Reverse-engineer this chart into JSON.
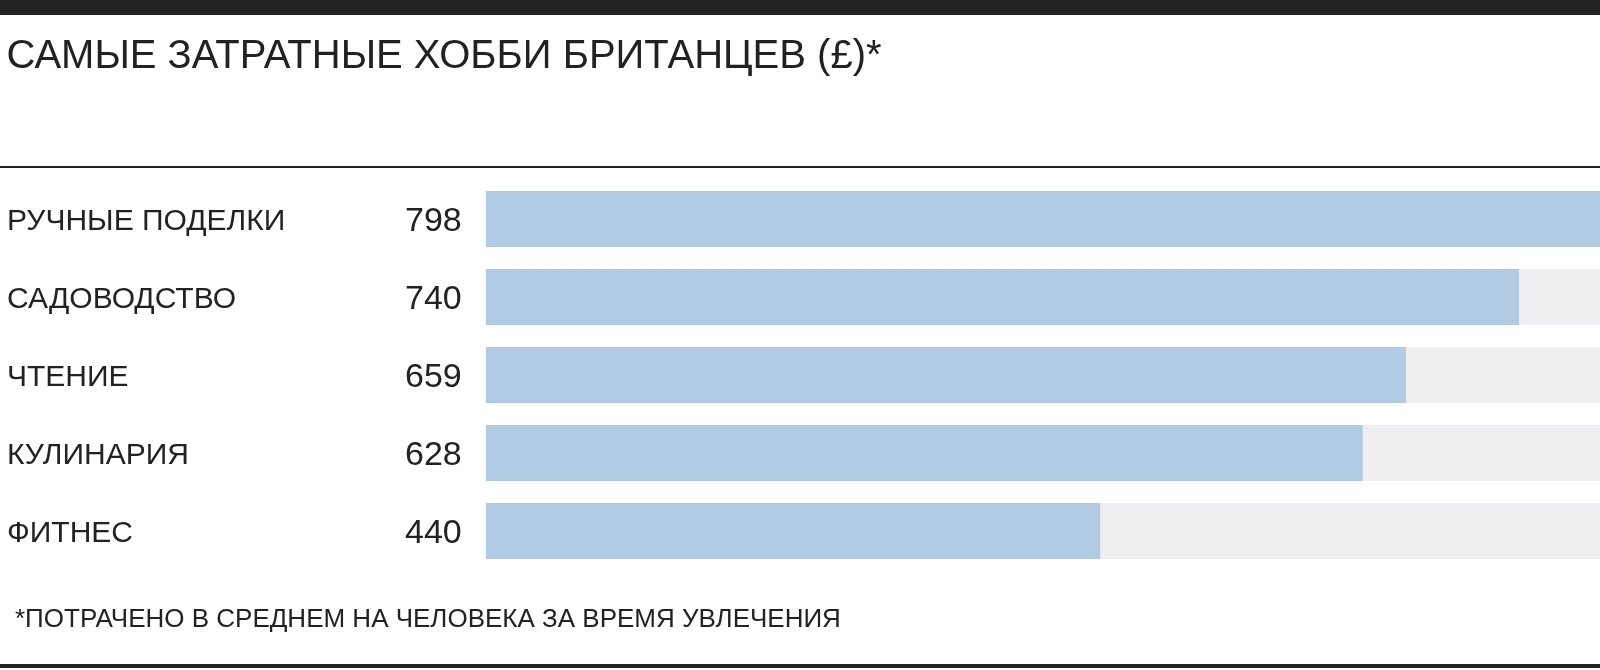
{
  "chart_data": {
    "type": "bar",
    "orientation": "horizontal",
    "title": "САМЫЕ ЗАТРАТНЫЕ ХОББИ БРИТАНЦЕВ (£)*",
    "categories": [
      "РУЧНЫЕ ПОДЕЛКИ",
      "САДОВОДСТВО",
      "ЧТЕНИЕ",
      "КУЛИНАРИЯ",
      "ФИТНЕС"
    ],
    "values": [
      798,
      740,
      659,
      628,
      440
    ],
    "color": "#b0cbe3",
    "data_labels": true,
    "legend": false,
    "annotations": [
      "*ПОТРАЧЕНО В СРЕДНЕМ НА ЧЕЛОВЕКА ЗА ВРЕМЯ УВЛЕЧЕНИЯ"
    ]
  }
}
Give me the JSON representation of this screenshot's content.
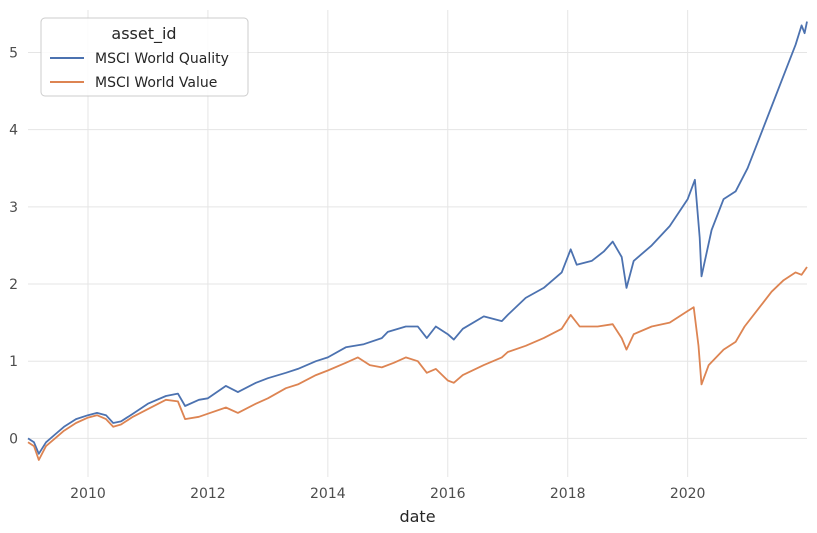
{
  "chart_data": {
    "type": "line",
    "title": "",
    "xlabel": "date",
    "ylabel": "",
    "xlim": [
      2009.0,
      2021.99
    ],
    "ylim": [
      -0.5,
      5.55
    ],
    "x_ticks": [
      2010,
      2012,
      2014,
      2016,
      2018,
      2020
    ],
    "x_tick_labels": [
      "2010",
      "2012",
      "2014",
      "2016",
      "2018",
      "2020"
    ],
    "y_ticks": [
      0,
      1,
      2,
      3,
      4,
      5
    ],
    "y_tick_labels": [
      "0",
      "1",
      "2",
      "3",
      "4",
      "5"
    ],
    "grid": true,
    "legend": {
      "title": "asset_id",
      "placement": "top-left"
    },
    "series": [
      {
        "name": "MSCI World Quality",
        "color": "#4c72b0",
        "points": [
          [
            2009.0,
            0.0
          ],
          [
            2009.1,
            -0.05
          ],
          [
            2009.18,
            -0.2
          ],
          [
            2009.3,
            -0.05
          ],
          [
            2009.45,
            0.05
          ],
          [
            2009.6,
            0.15
          ],
          [
            2009.8,
            0.25
          ],
          [
            2010.0,
            0.3
          ],
          [
            2010.15,
            0.33
          ],
          [
            2010.3,
            0.3
          ],
          [
            2010.42,
            0.2
          ],
          [
            2010.55,
            0.22
          ],
          [
            2010.75,
            0.32
          ],
          [
            2011.0,
            0.45
          ],
          [
            2011.3,
            0.55
          ],
          [
            2011.5,
            0.58
          ],
          [
            2011.62,
            0.42
          ],
          [
            2011.85,
            0.5
          ],
          [
            2012.0,
            0.52
          ],
          [
            2012.3,
            0.68
          ],
          [
            2012.5,
            0.6
          ],
          [
            2012.8,
            0.72
          ],
          [
            2013.0,
            0.78
          ],
          [
            2013.3,
            0.85
          ],
          [
            2013.5,
            0.9
          ],
          [
            2013.8,
            1.0
          ],
          [
            2014.0,
            1.05
          ],
          [
            2014.3,
            1.18
          ],
          [
            2014.6,
            1.22
          ],
          [
            2014.9,
            1.3
          ],
          [
            2015.0,
            1.38
          ],
          [
            2015.3,
            1.45
          ],
          [
            2015.5,
            1.45
          ],
          [
            2015.65,
            1.3
          ],
          [
            2015.8,
            1.45
          ],
          [
            2016.0,
            1.35
          ],
          [
            2016.1,
            1.28
          ],
          [
            2016.25,
            1.42
          ],
          [
            2016.6,
            1.58
          ],
          [
            2016.9,
            1.52
          ],
          [
            2017.0,
            1.6
          ],
          [
            2017.3,
            1.82
          ],
          [
            2017.6,
            1.95
          ],
          [
            2017.9,
            2.15
          ],
          [
            2018.05,
            2.45
          ],
          [
            2018.15,
            2.25
          ],
          [
            2018.4,
            2.3
          ],
          [
            2018.6,
            2.42
          ],
          [
            2018.75,
            2.55
          ],
          [
            2018.9,
            2.35
          ],
          [
            2018.98,
            1.95
          ],
          [
            2019.1,
            2.3
          ],
          [
            2019.4,
            2.5
          ],
          [
            2019.7,
            2.75
          ],
          [
            2020.0,
            3.1
          ],
          [
            2020.12,
            3.35
          ],
          [
            2020.2,
            2.6
          ],
          [
            2020.23,
            2.1
          ],
          [
            2020.4,
            2.7
          ],
          [
            2020.6,
            3.1
          ],
          [
            2020.8,
            3.2
          ],
          [
            2021.0,
            3.5
          ],
          [
            2021.2,
            3.9
          ],
          [
            2021.4,
            4.3
          ],
          [
            2021.6,
            4.7
          ],
          [
            2021.8,
            5.1
          ],
          [
            2021.9,
            5.35
          ],
          [
            2021.95,
            5.25
          ],
          [
            2021.99,
            5.4
          ]
        ]
      },
      {
        "name": "MSCI World Value",
        "color": "#dd8452",
        "points": [
          [
            2009.0,
            -0.05
          ],
          [
            2009.1,
            -0.1
          ],
          [
            2009.18,
            -0.28
          ],
          [
            2009.3,
            -0.1
          ],
          [
            2009.45,
            0.0
          ],
          [
            2009.6,
            0.1
          ],
          [
            2009.8,
            0.2
          ],
          [
            2010.0,
            0.27
          ],
          [
            2010.15,
            0.3
          ],
          [
            2010.3,
            0.25
          ],
          [
            2010.42,
            0.15
          ],
          [
            2010.55,
            0.18
          ],
          [
            2010.75,
            0.28
          ],
          [
            2011.0,
            0.38
          ],
          [
            2011.3,
            0.5
          ],
          [
            2011.5,
            0.48
          ],
          [
            2011.62,
            0.25
          ],
          [
            2011.85,
            0.28
          ],
          [
            2012.0,
            0.32
          ],
          [
            2012.3,
            0.4
          ],
          [
            2012.5,
            0.33
          ],
          [
            2012.8,
            0.45
          ],
          [
            2013.0,
            0.52
          ],
          [
            2013.3,
            0.65
          ],
          [
            2013.5,
            0.7
          ],
          [
            2013.8,
            0.82
          ],
          [
            2014.0,
            0.88
          ],
          [
            2014.3,
            0.98
          ],
          [
            2014.5,
            1.05
          ],
          [
            2014.7,
            0.95
          ],
          [
            2014.9,
            0.92
          ],
          [
            2015.1,
            0.98
          ],
          [
            2015.3,
            1.05
          ],
          [
            2015.5,
            1.0
          ],
          [
            2015.65,
            0.85
          ],
          [
            2015.8,
            0.9
          ],
          [
            2016.0,
            0.75
          ],
          [
            2016.1,
            0.72
          ],
          [
            2016.25,
            0.82
          ],
          [
            2016.6,
            0.95
          ],
          [
            2016.9,
            1.05
          ],
          [
            2017.0,
            1.12
          ],
          [
            2017.3,
            1.2
          ],
          [
            2017.6,
            1.3
          ],
          [
            2017.9,
            1.42
          ],
          [
            2018.05,
            1.6
          ],
          [
            2018.2,
            1.45
          ],
          [
            2018.5,
            1.45
          ],
          [
            2018.75,
            1.48
          ],
          [
            2018.9,
            1.3
          ],
          [
            2018.98,
            1.15
          ],
          [
            2019.1,
            1.35
          ],
          [
            2019.4,
            1.45
          ],
          [
            2019.7,
            1.5
          ],
          [
            2020.0,
            1.65
          ],
          [
            2020.1,
            1.7
          ],
          [
            2020.18,
            1.2
          ],
          [
            2020.23,
            0.7
          ],
          [
            2020.35,
            0.95
          ],
          [
            2020.6,
            1.15
          ],
          [
            2020.8,
            1.25
          ],
          [
            2020.95,
            1.45
          ],
          [
            2021.2,
            1.7
          ],
          [
            2021.4,
            1.9
          ],
          [
            2021.6,
            2.05
          ],
          [
            2021.8,
            2.15
          ],
          [
            2021.9,
            2.12
          ],
          [
            2021.99,
            2.22
          ]
        ]
      }
    ]
  }
}
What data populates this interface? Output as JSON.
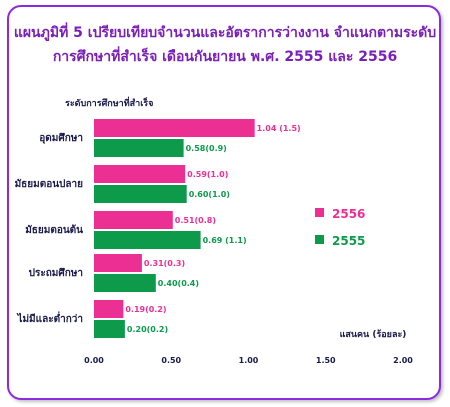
● ● ●
WHAT THE TASK ASKS
Find every line that has "MSCI" in it, then return those lines.

RESPONSE
        "name": "MSCI World Quality",
        "name": "MSCI World Value",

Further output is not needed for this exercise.